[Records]
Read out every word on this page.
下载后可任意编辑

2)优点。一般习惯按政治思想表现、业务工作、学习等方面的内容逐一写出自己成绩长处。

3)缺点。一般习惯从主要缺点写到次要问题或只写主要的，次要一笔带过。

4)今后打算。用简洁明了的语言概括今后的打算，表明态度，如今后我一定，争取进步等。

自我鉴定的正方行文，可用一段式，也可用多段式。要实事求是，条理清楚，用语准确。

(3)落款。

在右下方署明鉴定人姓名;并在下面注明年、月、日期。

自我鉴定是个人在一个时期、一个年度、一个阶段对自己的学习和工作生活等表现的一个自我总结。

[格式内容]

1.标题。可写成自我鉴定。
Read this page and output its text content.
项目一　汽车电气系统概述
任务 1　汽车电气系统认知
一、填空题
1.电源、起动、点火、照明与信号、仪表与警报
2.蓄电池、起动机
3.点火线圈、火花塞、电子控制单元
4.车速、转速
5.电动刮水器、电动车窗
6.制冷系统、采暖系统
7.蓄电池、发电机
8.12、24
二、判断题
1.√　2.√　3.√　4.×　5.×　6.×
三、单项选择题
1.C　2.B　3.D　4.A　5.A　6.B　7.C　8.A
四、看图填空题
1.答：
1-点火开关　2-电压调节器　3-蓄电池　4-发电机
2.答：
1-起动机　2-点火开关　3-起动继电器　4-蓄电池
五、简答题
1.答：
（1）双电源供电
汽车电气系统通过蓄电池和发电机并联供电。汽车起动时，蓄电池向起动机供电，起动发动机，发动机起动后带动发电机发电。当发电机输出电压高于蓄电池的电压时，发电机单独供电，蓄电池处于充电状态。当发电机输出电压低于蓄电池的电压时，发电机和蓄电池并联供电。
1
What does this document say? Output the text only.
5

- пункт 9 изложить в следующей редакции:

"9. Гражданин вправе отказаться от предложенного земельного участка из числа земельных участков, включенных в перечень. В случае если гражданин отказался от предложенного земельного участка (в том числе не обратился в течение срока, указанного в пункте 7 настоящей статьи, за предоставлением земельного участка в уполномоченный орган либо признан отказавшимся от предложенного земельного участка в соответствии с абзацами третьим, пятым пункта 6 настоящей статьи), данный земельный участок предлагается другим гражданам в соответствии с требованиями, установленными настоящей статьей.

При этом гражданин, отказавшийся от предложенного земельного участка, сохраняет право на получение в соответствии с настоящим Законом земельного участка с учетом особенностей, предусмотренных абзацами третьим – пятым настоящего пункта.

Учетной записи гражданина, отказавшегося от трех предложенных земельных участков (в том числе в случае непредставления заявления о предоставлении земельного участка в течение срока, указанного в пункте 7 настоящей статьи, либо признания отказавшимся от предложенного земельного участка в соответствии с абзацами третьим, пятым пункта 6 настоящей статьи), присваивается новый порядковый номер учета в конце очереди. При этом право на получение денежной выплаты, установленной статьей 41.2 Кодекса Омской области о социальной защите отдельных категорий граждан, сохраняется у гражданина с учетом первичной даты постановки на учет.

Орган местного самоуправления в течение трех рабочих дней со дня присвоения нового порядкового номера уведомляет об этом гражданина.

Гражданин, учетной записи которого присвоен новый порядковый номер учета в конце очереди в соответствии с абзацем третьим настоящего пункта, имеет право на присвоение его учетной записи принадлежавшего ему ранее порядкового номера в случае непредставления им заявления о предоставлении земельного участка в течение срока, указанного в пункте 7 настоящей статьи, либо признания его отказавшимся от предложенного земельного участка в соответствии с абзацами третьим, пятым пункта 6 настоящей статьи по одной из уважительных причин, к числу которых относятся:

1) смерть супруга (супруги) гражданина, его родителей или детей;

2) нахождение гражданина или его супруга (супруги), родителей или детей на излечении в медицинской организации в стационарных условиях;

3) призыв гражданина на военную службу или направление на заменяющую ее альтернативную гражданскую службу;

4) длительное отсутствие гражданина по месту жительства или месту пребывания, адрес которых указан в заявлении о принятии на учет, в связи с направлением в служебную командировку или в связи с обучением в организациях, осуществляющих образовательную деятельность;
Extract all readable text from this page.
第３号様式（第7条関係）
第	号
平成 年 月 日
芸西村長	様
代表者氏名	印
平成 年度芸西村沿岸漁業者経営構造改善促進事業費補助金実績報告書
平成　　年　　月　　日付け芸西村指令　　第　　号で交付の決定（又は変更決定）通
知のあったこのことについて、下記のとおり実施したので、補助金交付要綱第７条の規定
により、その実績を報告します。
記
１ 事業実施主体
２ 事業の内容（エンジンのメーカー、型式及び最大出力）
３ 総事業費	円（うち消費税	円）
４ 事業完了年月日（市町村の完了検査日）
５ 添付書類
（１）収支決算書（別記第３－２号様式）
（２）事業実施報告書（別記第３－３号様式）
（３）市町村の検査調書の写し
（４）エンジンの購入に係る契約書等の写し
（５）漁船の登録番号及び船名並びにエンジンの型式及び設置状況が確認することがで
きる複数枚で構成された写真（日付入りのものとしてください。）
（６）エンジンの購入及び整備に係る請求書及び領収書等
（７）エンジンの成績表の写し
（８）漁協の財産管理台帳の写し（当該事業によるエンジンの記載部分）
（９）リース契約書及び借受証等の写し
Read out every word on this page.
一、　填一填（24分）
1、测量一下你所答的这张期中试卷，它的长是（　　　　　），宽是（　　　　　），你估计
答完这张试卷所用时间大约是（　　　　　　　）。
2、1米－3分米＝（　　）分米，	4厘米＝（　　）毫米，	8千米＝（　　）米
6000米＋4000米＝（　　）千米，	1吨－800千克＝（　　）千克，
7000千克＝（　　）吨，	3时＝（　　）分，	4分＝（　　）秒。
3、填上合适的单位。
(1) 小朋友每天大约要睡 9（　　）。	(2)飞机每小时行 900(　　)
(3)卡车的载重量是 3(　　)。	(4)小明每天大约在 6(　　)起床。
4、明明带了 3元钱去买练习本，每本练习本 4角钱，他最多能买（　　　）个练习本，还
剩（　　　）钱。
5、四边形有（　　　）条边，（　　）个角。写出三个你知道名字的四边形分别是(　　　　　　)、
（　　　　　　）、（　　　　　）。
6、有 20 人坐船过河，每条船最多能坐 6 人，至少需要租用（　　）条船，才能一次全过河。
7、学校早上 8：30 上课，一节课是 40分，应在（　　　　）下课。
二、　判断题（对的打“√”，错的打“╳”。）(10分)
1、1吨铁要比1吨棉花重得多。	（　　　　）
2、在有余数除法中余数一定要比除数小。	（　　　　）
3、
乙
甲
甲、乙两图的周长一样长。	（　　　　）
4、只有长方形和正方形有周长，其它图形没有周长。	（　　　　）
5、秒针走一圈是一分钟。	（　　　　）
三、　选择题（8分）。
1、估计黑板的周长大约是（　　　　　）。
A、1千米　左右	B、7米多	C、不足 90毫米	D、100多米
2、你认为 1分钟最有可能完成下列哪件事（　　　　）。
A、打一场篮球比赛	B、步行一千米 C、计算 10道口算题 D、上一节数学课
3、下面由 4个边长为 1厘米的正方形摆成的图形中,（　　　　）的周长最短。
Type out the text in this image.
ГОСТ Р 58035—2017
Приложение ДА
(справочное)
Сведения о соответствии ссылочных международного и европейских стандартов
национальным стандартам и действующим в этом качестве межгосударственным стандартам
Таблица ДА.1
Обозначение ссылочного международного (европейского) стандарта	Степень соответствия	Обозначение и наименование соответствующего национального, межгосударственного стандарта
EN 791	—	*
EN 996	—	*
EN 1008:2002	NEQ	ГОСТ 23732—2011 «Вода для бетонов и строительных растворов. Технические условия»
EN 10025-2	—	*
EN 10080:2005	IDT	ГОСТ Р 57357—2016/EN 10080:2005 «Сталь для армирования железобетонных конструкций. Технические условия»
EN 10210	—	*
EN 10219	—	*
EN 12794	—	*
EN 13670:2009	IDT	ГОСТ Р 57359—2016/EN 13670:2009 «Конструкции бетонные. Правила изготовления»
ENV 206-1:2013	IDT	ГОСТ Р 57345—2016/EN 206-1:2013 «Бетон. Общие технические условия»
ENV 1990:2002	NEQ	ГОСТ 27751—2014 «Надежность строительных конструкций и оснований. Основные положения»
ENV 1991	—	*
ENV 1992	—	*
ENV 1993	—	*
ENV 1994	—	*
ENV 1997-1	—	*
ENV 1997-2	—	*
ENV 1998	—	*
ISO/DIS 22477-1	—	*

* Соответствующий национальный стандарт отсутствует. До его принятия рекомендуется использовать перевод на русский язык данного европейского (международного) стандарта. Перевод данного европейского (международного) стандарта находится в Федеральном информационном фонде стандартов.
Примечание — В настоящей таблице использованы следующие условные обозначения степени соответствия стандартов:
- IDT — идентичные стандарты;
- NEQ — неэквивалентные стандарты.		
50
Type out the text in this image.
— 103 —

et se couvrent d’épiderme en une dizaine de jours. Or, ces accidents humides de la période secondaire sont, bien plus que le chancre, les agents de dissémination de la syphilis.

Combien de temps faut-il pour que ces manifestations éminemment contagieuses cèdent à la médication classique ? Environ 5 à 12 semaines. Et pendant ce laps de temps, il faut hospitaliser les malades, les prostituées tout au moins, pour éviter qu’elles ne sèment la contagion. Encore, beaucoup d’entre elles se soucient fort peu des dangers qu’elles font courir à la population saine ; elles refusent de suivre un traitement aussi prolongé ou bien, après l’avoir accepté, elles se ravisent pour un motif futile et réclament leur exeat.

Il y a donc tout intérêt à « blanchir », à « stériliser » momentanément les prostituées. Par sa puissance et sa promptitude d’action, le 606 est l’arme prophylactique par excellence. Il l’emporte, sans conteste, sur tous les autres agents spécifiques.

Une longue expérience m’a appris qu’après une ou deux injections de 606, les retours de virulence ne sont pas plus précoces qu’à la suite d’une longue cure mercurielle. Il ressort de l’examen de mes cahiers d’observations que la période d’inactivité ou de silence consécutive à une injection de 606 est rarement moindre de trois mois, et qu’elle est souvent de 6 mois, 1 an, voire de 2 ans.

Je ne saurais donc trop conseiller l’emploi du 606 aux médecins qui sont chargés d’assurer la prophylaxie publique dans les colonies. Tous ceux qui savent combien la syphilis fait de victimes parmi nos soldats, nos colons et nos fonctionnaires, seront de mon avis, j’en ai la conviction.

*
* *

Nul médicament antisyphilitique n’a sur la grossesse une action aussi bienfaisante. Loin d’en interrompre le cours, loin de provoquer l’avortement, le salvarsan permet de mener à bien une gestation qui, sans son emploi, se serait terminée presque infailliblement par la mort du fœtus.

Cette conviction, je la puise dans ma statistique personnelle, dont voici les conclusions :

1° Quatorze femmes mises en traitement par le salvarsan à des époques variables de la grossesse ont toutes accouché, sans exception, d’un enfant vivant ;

■ WRITTEN INSTRUCTION ■
State the number of lines that contain the string "ГОСТ", with no other words.

■ FINISHED TASK ■
6